Supplied passage:
────────────────

You have a 46.0 G sample of H20 at a temperature of -58.0*C. How many joules of energy are needed to heat the ice to 95.3*C?

To calculate the amount of energy needed to heat the ice to a higher temperature, we can use the equation:

Q = mcΔT

Where:
Q represents the amount of energy needed (in joules),
m represents the mass of the substance (in grams),
c represents the specific heat capacity of the substance (in joules per gram per degree Celsius), and
ΔT represents the change in temperature (in degrees Celsius).

In this case, we have a 46.0 g sample of H2O (water) at a temperature of -58.0°C, and we want to heat it to 95.3°C.

First, we need to calculate the energy required to heat the ice from -58.0°C to the freezing point of water, which is 0.0°C. Since water is in the solid state (ice) during this temperature range, we need to use the specific heat capacity of ice, which is approximately 2.09 J/g°C.

────────────────

Provided records:
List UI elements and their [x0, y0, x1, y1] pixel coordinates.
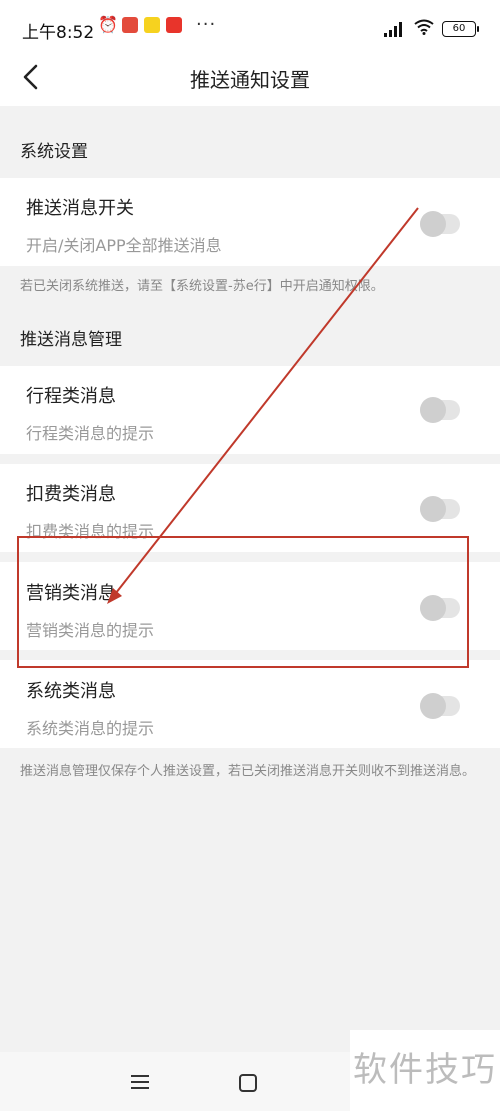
wifi-icon [414, 19, 434, 39]
message-row-fee: 扣费类消息 扣费类消息的提示 [0, 464, 500, 552]
alarm-icon: ⏰ [98, 15, 118, 34]
message-row-subtitle: 营销类消息的提示 [26, 621, 155, 640]
news-app-icon [122, 17, 138, 33]
message-row-title: 扣费类消息 [26, 484, 116, 505]
message-row-subtitle: 扣费类消息的提示 [26, 522, 155, 541]
toggle-knob [420, 496, 446, 522]
push-switch-subtitle: 开启/关闭APP全部推送消息 [26, 236, 222, 255]
home-icon[interactable] [239, 1074, 257, 1092]
message-row-title: 系统类消息 [26, 681, 116, 702]
message-row-title: 行程类消息 [26, 386, 116, 407]
push-switch-title: 推送消息开关 [26, 198, 134, 219]
toggle-knob [420, 397, 446, 423]
trip-message-toggle[interactable] [420, 397, 460, 423]
page-title: 推送通知设置 [190, 68, 310, 92]
watermark: 软件技巧 [350, 1030, 500, 1111]
toggle-knob [420, 693, 446, 719]
yellow-app-icon [144, 17, 160, 33]
push-switch-row: 推送消息开关 开启/关闭APP全部推送消息 [0, 178, 500, 266]
message-row-system: 系统类消息 系统类消息的提示 [0, 660, 500, 748]
message-row-subtitle: 行程类消息的提示 [26, 424, 155, 443]
message-row-subtitle: 系统类消息的提示 [26, 719, 155, 738]
menu-icon[interactable] [130, 1074, 150, 1090]
battery-icon: 60 [442, 21, 479, 37]
nav-bar: 推送通知设置 [0, 44, 500, 106]
toggle-knob [420, 595, 446, 621]
message-row-title: 营销类消息 [26, 583, 116, 604]
toggle-knob [420, 211, 446, 237]
manage-push-note: 推送消息管理仅保存个人推送设置，若已关闭推送消息开关则收不到推送消息。 [20, 764, 476, 779]
marketing-message-toggle[interactable] [420, 595, 460, 621]
fee-message-toggle[interactable] [420, 496, 460, 522]
annotation-overlay [17, 207, 469, 668]
push-switch-toggle[interactable] [420, 211, 460, 237]
system-push-note: 若已关闭系统推送，请至【系统设置-苏e行】中开启通知权限。 [20, 279, 384, 294]
more-notifications-icon: ··· [196, 14, 217, 35]
signal-icon [384, 21, 406, 37]
status-time: 上午8:52 [22, 23, 95, 43]
section-header-system: 系统设置 [20, 142, 88, 162]
message-row-trip: 行程类消息 行程类消息的提示 [0, 366, 500, 454]
status-system-icons: 60 [384, 19, 479, 39]
status-notification-icons: ⏰ [98, 17, 182, 33]
section-header-manage: 推送消息管理 [20, 330, 122, 350]
red-app-icon [166, 17, 182, 33]
system-message-toggle[interactable] [420, 693, 460, 719]
message-row-marketing: 营销类消息 营销类消息的提示 [0, 562, 500, 650]
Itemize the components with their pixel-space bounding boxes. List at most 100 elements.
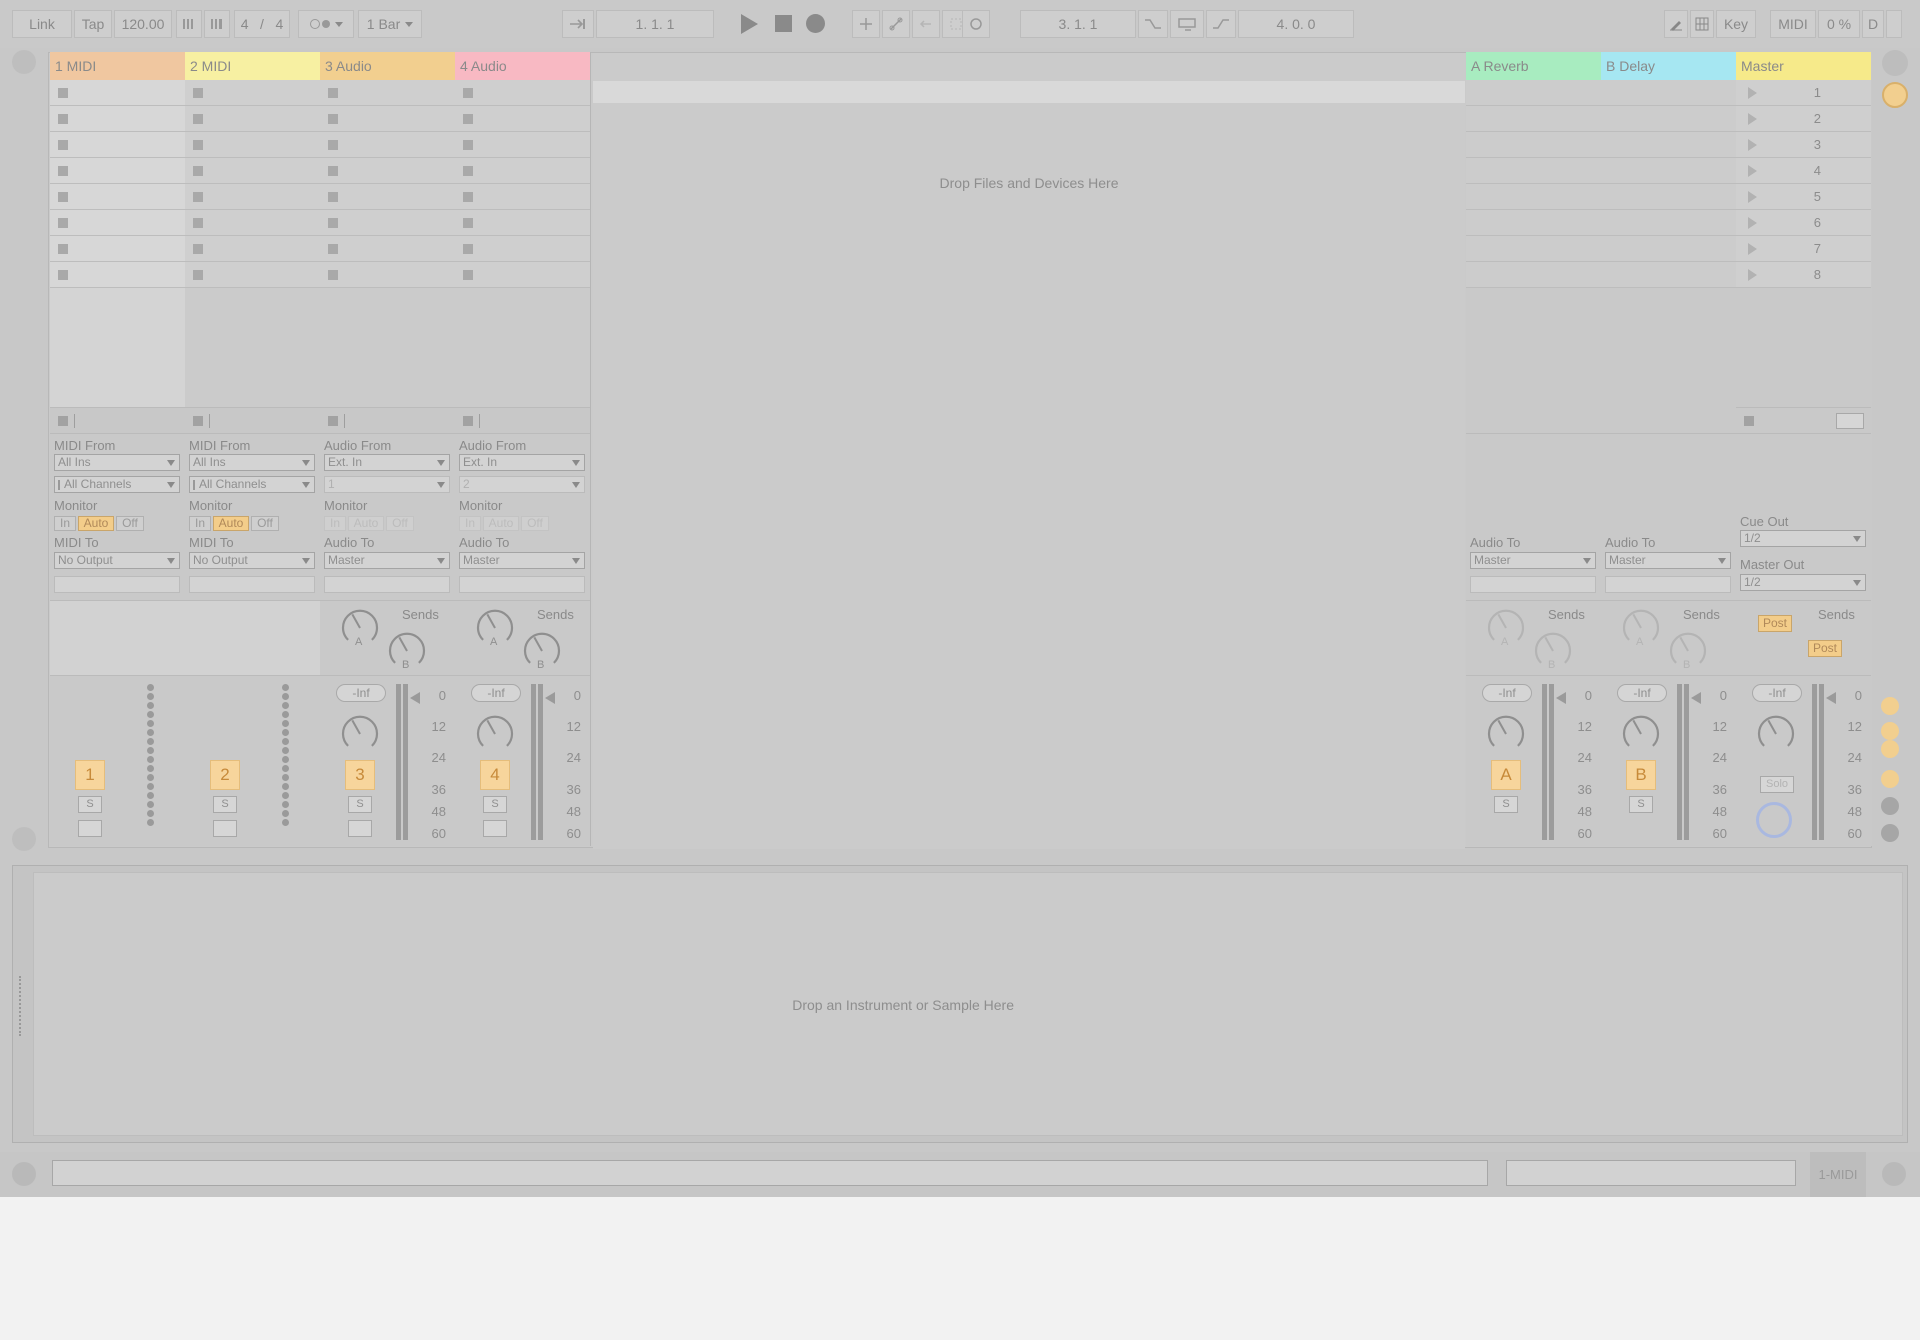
clip-slot[interactable]: [455, 106, 590, 132]
return-activator-button[interactable]: A: [1491, 760, 1521, 790]
output-channel-select[interactable]: [459, 576, 585, 593]
output-channel-select[interactable]: [1470, 576, 1596, 593]
nudge-up-icon[interactable]: [204, 10, 230, 38]
track-header[interactable]: 1 MIDI: [50, 52, 185, 80]
clip-stop-icon[interactable]: [328, 166, 338, 176]
stop-all-icon[interactable]: [1744, 416, 1754, 426]
scene-launch-slot[interactable]: 3: [1736, 132, 1871, 158]
quantize-select[interactable]: 1 Bar: [358, 10, 422, 38]
volume-field[interactable]: -Inf: [1617, 684, 1667, 702]
solo-button[interactable]: S: [213, 796, 237, 813]
input-channel-select[interactable]: 1: [324, 476, 450, 493]
output-channel-select[interactable]: [54, 576, 180, 593]
monitor-in-button[interactable]: In: [324, 516, 346, 531]
session-arrangement-switch-icon[interactable]: [1882, 50, 1908, 76]
post-button[interactable]: Post: [1758, 615, 1792, 632]
clip-slot[interactable]: [185, 132, 320, 158]
track-stop-button-icon[interactable]: [58, 416, 68, 426]
pan-knob[interactable]: [1756, 714, 1796, 758]
clip-stop-icon[interactable]: [193, 244, 203, 254]
master-track-header[interactable]: Master: [1736, 52, 1871, 80]
output-channel-select[interactable]: [324, 576, 450, 593]
detail-toggle-icon[interactable]: [1882, 1162, 1906, 1186]
monitor-off-button[interactable]: Off: [521, 516, 549, 531]
volume-field[interactable]: -Inf: [471, 684, 521, 702]
clip-slot[interactable]: [320, 80, 455, 106]
stop-icon[interactable]: [775, 15, 792, 32]
clip-stop-icon[interactable]: [463, 192, 473, 202]
scene-launch-slot[interactable]: 7: [1736, 236, 1871, 262]
clip-slot[interactable]: [320, 106, 455, 132]
clip-stop-icon[interactable]: [328, 114, 338, 124]
mixer-toggle-icon[interactable]: [1881, 770, 1899, 788]
track-header[interactable]: 4 Audio: [455, 52, 590, 80]
scene-play-icon[interactable]: [1748, 113, 1757, 125]
track-activator-button[interactable]: 2: [210, 760, 240, 790]
clip-slot[interactable]: [50, 132, 185, 158]
sends-toggle-icon[interactable]: [1881, 722, 1899, 740]
key-map-button[interactable]: Key: [1716, 10, 1756, 38]
clip-stop-icon[interactable]: [328, 270, 338, 280]
clip-stop-icon[interactable]: [328, 88, 338, 98]
clip-stop-icon[interactable]: [463, 270, 473, 280]
volume-arrow-icon[interactable]: [410, 692, 420, 704]
arm-button[interactable]: [483, 820, 507, 837]
monitor-auto-button[interactable]: Auto: [348, 516, 384, 531]
clip-slot[interactable]: [320, 184, 455, 210]
clip-stop-icon[interactable]: [328, 192, 338, 202]
device-drop-zone[interactable]: Drop an Instrument or Sample Here: [33, 872, 1903, 1136]
output-type-select[interactable]: Master: [324, 552, 450, 569]
clip-stop-icon[interactable]: [58, 140, 68, 150]
clip-stop-icon[interactable]: [328, 244, 338, 254]
clip-slot[interactable]: [185, 158, 320, 184]
clip-stop-icon[interactable]: [58, 270, 68, 280]
crossfader-toggle-icon[interactable]: [1881, 797, 1899, 815]
session-record-icon[interactable]: [962, 10, 990, 38]
scene-play-icon[interactable]: [1748, 269, 1757, 281]
clip-slot[interactable]: [185, 262, 320, 288]
track-activator-button[interactable]: 4: [480, 760, 510, 790]
clip-stop-icon[interactable]: [193, 114, 203, 124]
time-signature[interactable]: 4 / 4: [234, 10, 290, 38]
clip-stop-icon[interactable]: [328, 140, 338, 150]
overdub-icon[interactable]: [852, 10, 880, 38]
scene-launch-slot[interactable]: 1: [1736, 80, 1871, 106]
clip-slot[interactable]: [50, 80, 185, 106]
input-channel-select[interactable]: All Channels: [54, 476, 180, 493]
clip-slot[interactable]: [455, 236, 590, 262]
pan-knob[interactable]: [340, 714, 380, 758]
track-stop-button-icon[interactable]: [463, 416, 473, 426]
tap-button[interactable]: Tap: [74, 10, 112, 38]
track-header[interactable]: 3 Audio: [320, 52, 455, 80]
clip-slot[interactable]: [455, 132, 590, 158]
browser-toggle-icon[interactable]: [12, 50, 36, 74]
punch-out-icon[interactable]: [1206, 10, 1236, 38]
clip-slot[interactable]: [50, 210, 185, 236]
monitor-off-button[interactable]: Off: [386, 516, 414, 531]
solo-button[interactable]: S: [1629, 796, 1653, 813]
solo-button[interactable]: S: [1494, 796, 1518, 813]
clip-slot[interactable]: [455, 158, 590, 184]
clip-stop-icon[interactable]: [58, 218, 68, 228]
clip-slot[interactable]: [50, 236, 185, 262]
return-activator-button[interactable]: B: [1626, 760, 1656, 790]
output-type-select[interactable]: Master: [1470, 552, 1596, 569]
input-channel-select[interactable]: 2: [459, 476, 585, 493]
output-type-select[interactable]: Master: [1605, 552, 1731, 569]
clip-slot[interactable]: [50, 262, 185, 288]
clip-stop-icon[interactable]: [463, 166, 473, 176]
return-track-header[interactable]: B Delay: [1601, 52, 1736, 80]
input-channel-select[interactable]: All Channels: [189, 476, 315, 493]
tempo-field[interactable]: 120.00: [114, 10, 172, 38]
scene-play-icon[interactable]: [1748, 139, 1757, 151]
pan-knob[interactable]: [1621, 714, 1661, 758]
returns-toggle-icon[interactable]: [1881, 740, 1899, 758]
clip-stop-icon[interactable]: [463, 244, 473, 254]
monitor-auto-button[interactable]: Auto: [78, 516, 114, 531]
play-icon[interactable]: [741, 14, 758, 34]
post-button[interactable]: Post: [1808, 640, 1842, 657]
clip-slot[interactable]: [185, 210, 320, 236]
clip-stop-icon[interactable]: [463, 114, 473, 124]
track-stop-button-icon[interactable]: [328, 416, 338, 426]
pan-knob[interactable]: [1486, 714, 1526, 758]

────────────────

Problem requirements:
Could you print the passage on heating the ice sample again in full, word for word?

Reply to the task:
You have a 46.0 G sample of H20 at a temperature of -58.0*C. How many joules of energy are needed to heat the ice to 95.3*C?

To calculate the amount of energy needed to heat the ice to a higher temperature, we can use the equation:

Q = mcΔT

Where:
Q represents the amount of energy needed (in joules),
m represents the mass of the substance (in grams),
c represents the specific heat capacity of the substance (in joules per gram per degree Celsius), and
ΔT represents the change in temperature (in degrees Celsius).

In this case, we have a 46.0 g sample of H2O (water) at a temperature of -58.0°C, and we want to heat it to 95.3°C.

First, we need to calculate the energy required to heat the ice from -58.0°C to the freezing point of water, which is 0.0°C. Since water is in the solid state (ice) during this temperature range, we need to use the specific heat capacity of ice, which is approximately 2.09 J/g°C.